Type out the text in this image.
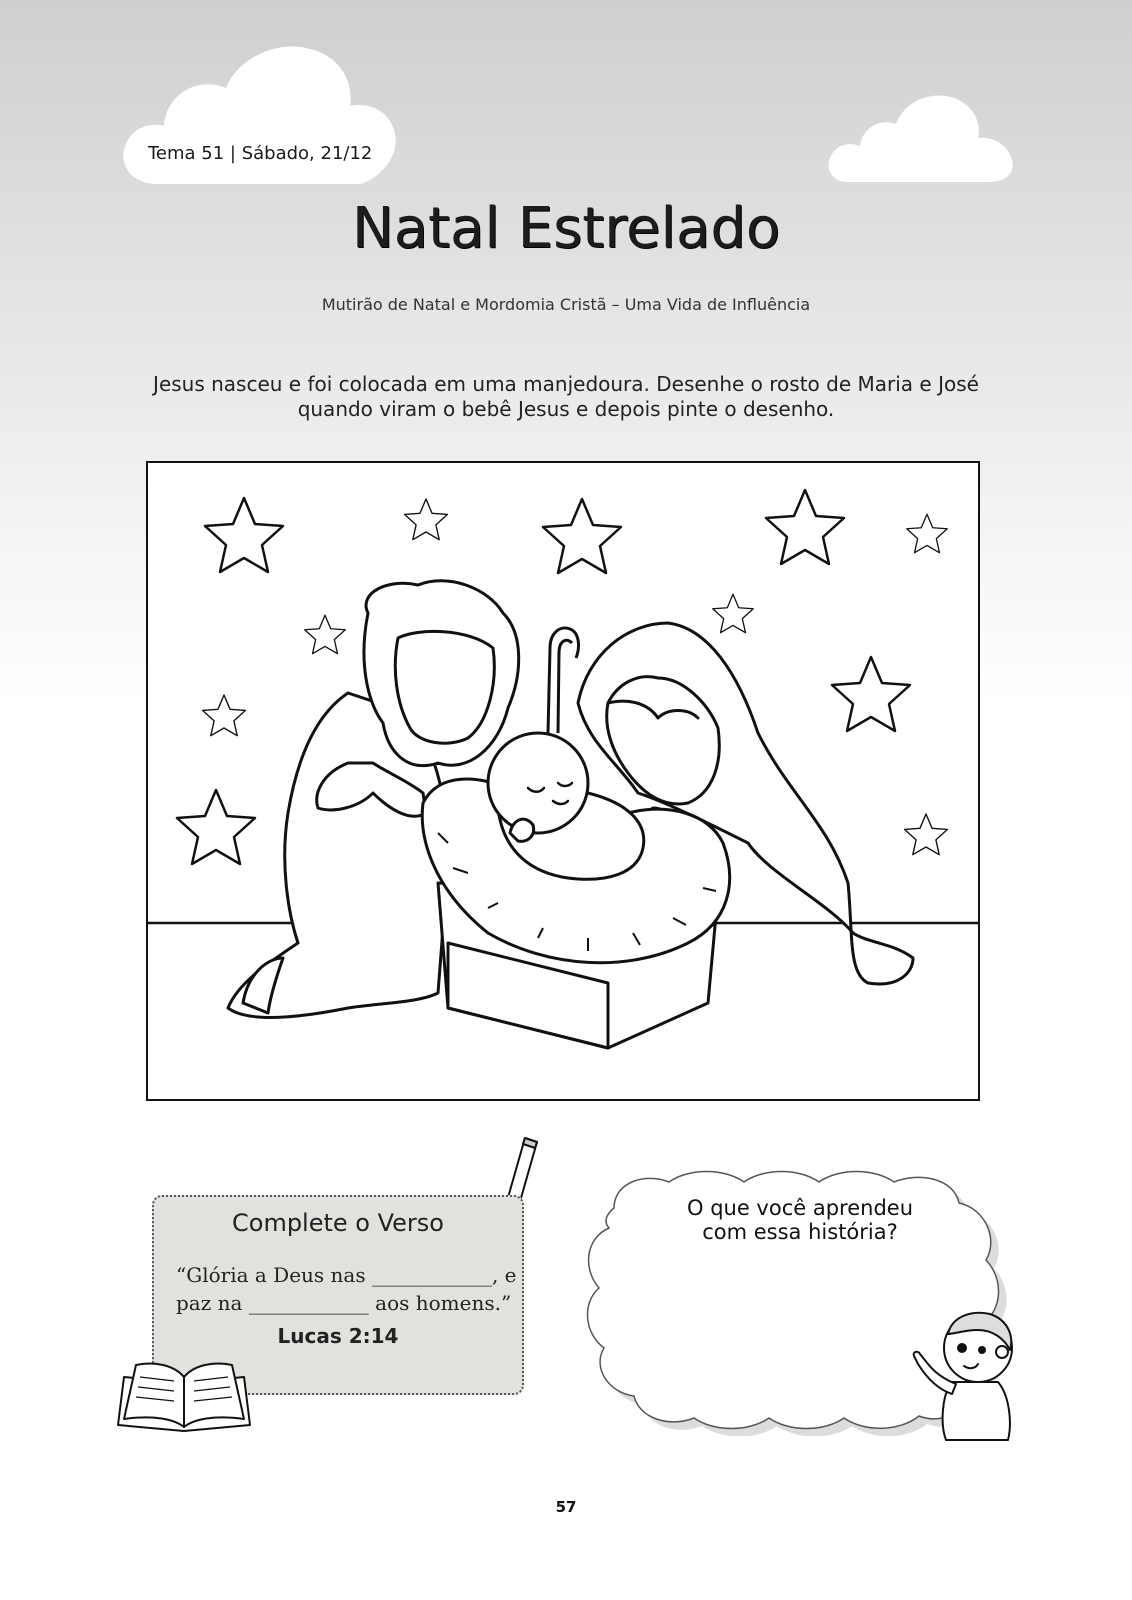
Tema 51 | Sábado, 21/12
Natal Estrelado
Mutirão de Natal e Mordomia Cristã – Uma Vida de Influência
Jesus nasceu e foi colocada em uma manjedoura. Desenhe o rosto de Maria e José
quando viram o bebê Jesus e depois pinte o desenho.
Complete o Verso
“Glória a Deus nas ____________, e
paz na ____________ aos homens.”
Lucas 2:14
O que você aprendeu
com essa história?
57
=-=-=
▸ SET TASK:
Extract the entries in full, exactly as they are, minus the pictures.

▸ ANSWER TO THIS PROBLEM:
Type out the text in this image.
Tema 51 | Sábado, 21/12
Natal Estrelado
Mutirão de Natal e Mordomia Cristã – Uma Vida de Influência
Jesus nasceu e foi colocada em uma manjedoura. Desenhe o rosto de Maria e José
quando viram o bebê Jesus e depois pinte o desenho.
Complete o Verso
“Glória a Deus nas ____________, e
paz na ____________ aos homens.”
Lucas 2:14
O que você aprendeu
com essa história?
57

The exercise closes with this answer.